→ WORK TO COMPLETE: Extract the records below word for word and ignore the images.
╔══
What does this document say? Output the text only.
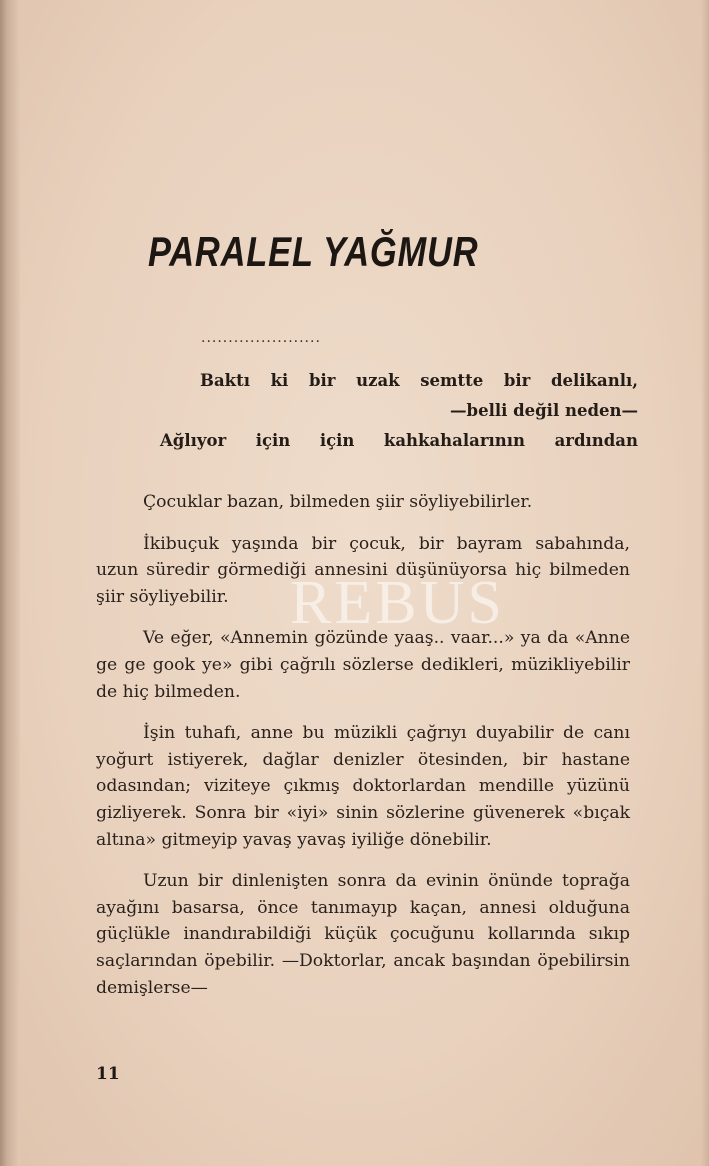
PARALEL YAĞMUR
......................
Baktı ki bir uzak semtte bir delikanlı,
—belli değil neden—
Ağlıyor için için kahkahalarının ardından

Çocuklar bazan, bilmeden şiir söyliyebilirler.

İkibuçuk yaşında bir çocuk, bir bayram sabahında, uzun süredir görmediği annesini düşünüyorsa hiç bilmeden şiir söyliyebilir.

Ve eğer, «Annemin gözünde yaaş.. vaar...» ya da «Anne ge ge gook ye» gibi çağrılı sözlerse dedikleri, müzikliyebilir de hiç bilmeden.

İşin tuhafı, anne bu müzikli çağrıyı duyabilir de canı yoğurt istiyerek, dağlar denizler ötesinden, bir hastane odasından; viziteye çıkmış doktorlardan mendille yüzünü gizliyerek. Sonra bir «iyi» sinin sözlerine güvenerek «bıçak altına» gitmeyip yavaş yavaş iyiliğe dönebilir.

Uzun bir dinlenişten sonra da evinin önünde toprağa ayağını basarsa, önce tanımayıp kaçan, annesi olduğuna güçlükle inandırabildiği küçük çocuğunu kollarında sıkıp saçlarından öpebilir. —Doktorlar, ancak başından öpebilirsin demişlerse—

REBUS
11
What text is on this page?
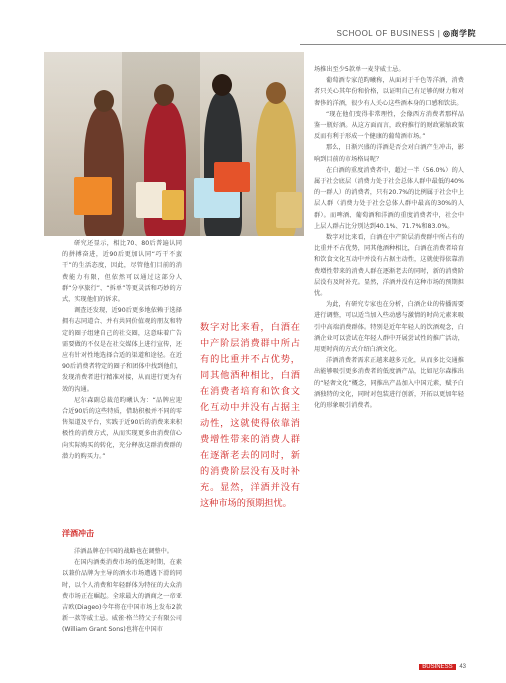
SCHOOL OF BUSINESS | ◎商学院

研究还显示，相比70、80后普遍认同的拼搏奋进，近90后更加认同“巧干不蛮干”的生活态度，因此，尽管他们目前的消费能力有限，但依然可以通过这部分人群“分享旅行”、“拆单”等更灵活和巧妙的方式，实现他们的诉求。

调查还发现，近90后更多地依赖于选择拥有志同道合、并有共同价值观的朋友和特定的圈子组建自己的社交圈，这意味着广告需要做的不仅是在社交媒体上进行宣传，还应有针对性地选择合适的渠道和途径。在近90后消费者特定的圈子和团体中找到他们，发现消费者进行精准对接，从而进行更为有效的沟通。

尼尔森副总裁范昀曦认为：“品牌应迎合近90后的这些特质，借助积极并不同的零售渠道及平台，实践于近90后的消费来来积极性的消费方式，从而实现更多由消费信心向实际购买的转化，充分释放这群消费群的潜力的购买力。”

洋酒冲击

洋酒品牌在中国的战略也在调整中。

在国内酒类消费市场的低迷时期，在素以兼价品牌为主导的酒水市场遭遇下滑的同时，以个人消费和年轻群体为特征的大众消费市场正在崛起。全球最大的酒商之一帝亚吉欧(Diageo)今年将在中国市场上发布2款新一款等威士忌。威雀·格兰特父子有限公司(William Grant Sons)也将在中国市

数字对比来看，白酒在中产阶层消费群中所占有的比重并不占优势，同其他酒种相比，白酒在消费者培育和饮食文化互动中并没有占据主动性，这就使得依靠消费增性带来的消费人群在逐渐老去的同时，新的消费阶层没有及时补充。显然，洋酒并没有这种市场的预期担忧。

场推出至少5款单一麦芽威士忌。

葡萄酒专家范昀曦称，从面对于千色等洋酒，消费者只关心其年份和价格，以证明自己有足够的财力和对奢侈的洋酒，很少有人关心这些酒本身的口感和饮法。

“现在他们变得非常理性，会像西方消费者那样品鉴一瓶好酒。从这方面而言，政府推行的财政紧缩政策反而有利于形成一个健康的葡萄酒市场。”

那么，日渐兴盛的洋酒是否会对白酒产生冲击，影响到目前的市场格局呢？

在白酒的重度消费者中，超过一半（56.0%）的人属于社会底层（消费力处于社会总体人群中最低的40%的一群人）的消费者，只有20.7%的比例属于社会中上层人群（消费力处于社会总体人群中最高的30%的人群）。而啤酒、葡萄酒和洋酒的重度消费者中，社会中上层人群占比分别达到40.1%、71.7%和83.0%。

数字对比来看，白酒在中产阶层消费群中所占有的比重并不占优势，同其他酒种相比，白酒在消费者培育和饮食文化互动中并没有占据主动性，这就使得依靠消费增性带来的消费人群在逐渐老去的同时，新的消费阶层没有及时补充。显然，洋酒并没有这种市场的预期担忧。

为此，有研究专家也在分析，白酒企业的传播需要进行调整，可以适当加入些动感与激情的时尚元素来吸引中高端消费群体。特别是近年年轻人的饮酒观念，白酒企业可以尝试在年轻人群中开展尝试性的推广活动，用更时尚的方式介绍白酒文化。

洋酒消费者需求正越来越多元化，从而多比交通推出能够吸引更多消费者的低度酒产品，比如尼尔森推出的“轻奢文化”概念，同推出产品加入中国元素，赋予白酒独特的文化，同时对包装进行创新，开拓以更加年轻化的形象吸引消费者。

BUSINESS 43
╚══
→ EXERCISE RESULT:
What does this document say? Output the text only.
PARALEL YAĞMUR
......................
Baktı ki bir uzak semtte bir delikanlı,
—belli değil neden—
Ağlıyor için için kahkahalarının ardından

Çocuklar bazan, bilmeden şiir söyliyebilirler.

İkibuçuk yaşında bir çocuk, bir bayram sabahında, uzun süredir görmediği annesini düşünüyorsa hiç bilmeden şiir söyliyebilir.

Ve eğer, «Annemin gözünde yaaş.. vaar...» ya da «Anne ge ge gook ye» gibi çağrılı sözlerse dedikleri, müzikliyebilir de hiç bilmeden.

İşin tuhafı, anne bu müzikli çağrıyı duyabilir de canı yoğurt istiyerek, dağlar denizler ötesinden, bir hastane odasından; viziteye çıkmış doktorlardan mendille yüzünü gizliyerek. Sonra bir «iyi» sinin sözlerine güvenerek «bıçak altına» gitmeyip yavaş yavaş iyiliğe dönebilir.

Uzun bir dinlenişten sonra da evinin önünde toprağa ayağını basarsa, önce tanımayıp kaçan, annesi olduğuna güçlükle inandırabildiği küçük çocuğunu kollarında sıkıp saçlarından öpebilir. —Doktorlar, ancak başından öpebilirsin demişlerse—

REBUS
11
What text is on this page?
SCHOOL OF BUSINESS | ◎商学院

研究还显示，相比70、80后普遍认同的拼搏奋进，近90后更加认同“巧干不蛮干”的生活态度，因此，尽管他们目前的消费能力有限，但依然可以通过这部分人群“分享旅行”、“拆单”等更灵活和巧妙的方式，实现他们的诉求。

调查还发现，近90后更多地依赖于选择拥有志同道合、并有共同价值观的朋友和特定的圈子组建自己的社交圈，这意味着广告需要做的不仅是在社交媒体上进行宣传，还应有针对性地选择合适的渠道和途径。在近90后消费者特定的圈子和团体中找到他们，发现消费者进行精准对接，从而进行更为有效的沟通。

尼尔森副总裁范昀曦认为：“品牌应迎合近90后的这些特质，借助积极并不同的零售渠道及平台，实践于近90后的消费来来积极性的消费方式，从而实现更多由消费信心向实际购买的转化，充分释放这群消费群的潜力的购买力。”

洋酒冲击

洋酒品牌在中国的战略也在调整中。

在国内酒类消费市场的低迷时期，在素以兼价品牌为主导的酒水市场遭遇下滑的同时，以个人消费和年轻群体为特征的大众消费市场正在崛起。全球最大的酒商之一帝亚吉欧(Diageo)今年将在中国市场上发布2款新一款等威士忌。威雀·格兰特父子有限公司(William Grant Sons)也将在中国市

数字对比来看，白酒在中产阶层消费群中所占有的比重并不占优势，同其他酒种相比，白酒在消费者培育和饮食文化互动中并没有占据主动性，这就使得依靠消费增性带来的消费人群在逐渐老去的同时，新的消费阶层没有及时补充。显然，洋酒并没有这种市场的预期担忧。

场推出至少5款单一麦芽威士忌。

葡萄酒专家范昀曦称，从面对于千色等洋酒，消费者只关心其年份和价格，以证明自己有足够的财力和对奢侈的洋酒，很少有人关心这些酒本身的口感和饮法。

“现在他们变得非常理性，会像西方消费者那样品鉴一瓶好酒。从这方面而言，政府推行的财政紧缩政策反而有利于形成一个健康的葡萄酒市场。”

那么，日渐兴盛的洋酒是否会对白酒产生冲击，影响到目前的市场格局呢？

在白酒的重度消费者中，超过一半（56.0%）的人属于社会底层（消费力处于社会总体人群中最低的40%的一群人）的消费者，只有20.7%的比例属于社会中上层人群（消费力处于社会总体人群中最高的30%的人群）。而啤酒、葡萄酒和洋酒的重度消费者中，社会中上层人群占比分别达到40.1%、71.7%和83.0%。

数字对比来看，白酒在中产阶层消费群中所占有的比重并不占优势，同其他酒种相比，白酒在消费者培育和饮食文化互动中并没有占据主动性，这就使得依靠消费增性带来的消费人群在逐渐老去的同时，新的消费阶层没有及时补充。显然，洋酒并没有这种市场的预期担忧。

为此，有研究专家也在分析，白酒企业的传播需要进行调整，可以适当加入些动感与激情的时尚元素来吸引中高端消费群体。特别是近年年轻人的饮酒观念，白酒企业可以尝试在年轻人群中开展尝试性的推广活动，用更时尚的方式介绍白酒文化。

洋酒消费者需求正越来越多元化，从而多比交通推出能够吸引更多消费者的低度酒产品，比如尼尔森推出的“轻奢文化”概念，同推出产品加入中国元素，赋予白酒独特的文化，同时对包装进行创新，开拓以更加年轻化的形象吸引消费者。

BUSINESS 43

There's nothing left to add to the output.